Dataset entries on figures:
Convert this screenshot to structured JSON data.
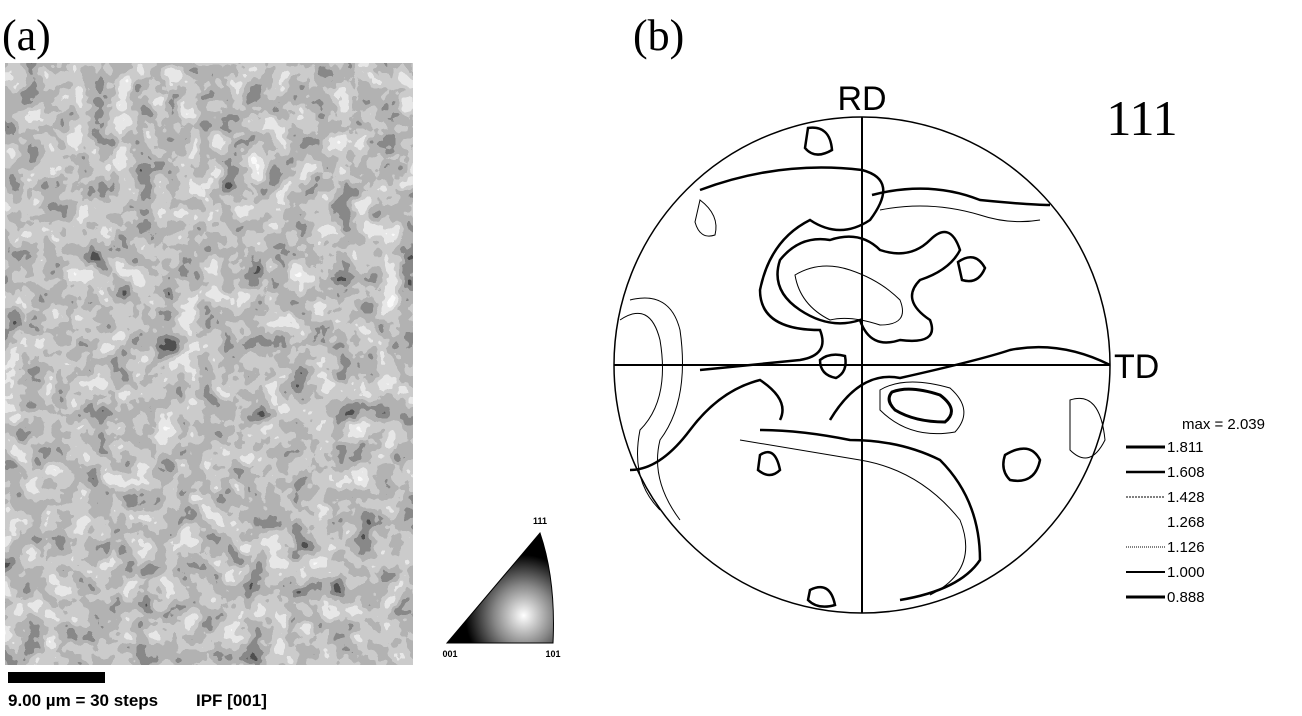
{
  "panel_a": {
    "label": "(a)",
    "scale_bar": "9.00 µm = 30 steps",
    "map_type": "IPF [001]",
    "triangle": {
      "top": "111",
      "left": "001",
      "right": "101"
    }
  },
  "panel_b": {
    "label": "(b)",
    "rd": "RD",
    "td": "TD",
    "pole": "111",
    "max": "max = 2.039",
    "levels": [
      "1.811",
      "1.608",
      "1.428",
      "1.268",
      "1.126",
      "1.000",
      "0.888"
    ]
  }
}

• **What to work on**: Repeat verbatim all the material, but not the pictures.

• **The reply**:
Convert this screenshot to structured JSON data.
{
  "panel_a": {
    "label": "(a)",
    "scale_bar": "9.00 µm = 30 steps",
    "map_type": "IPF [001]",
    "triangle": {
      "top": "111",
      "left": "001",
      "right": "101"
    }
  },
  "panel_b": {
    "label": "(b)",
    "rd": "RD",
    "td": "TD",
    "pole": "111",
    "max": "max = 2.039",
    "levels": [
      "1.811",
      "1.608",
      "1.428",
      "1.268",
      "1.126",
      "1.000",
      "0.888"
    ]
  }
}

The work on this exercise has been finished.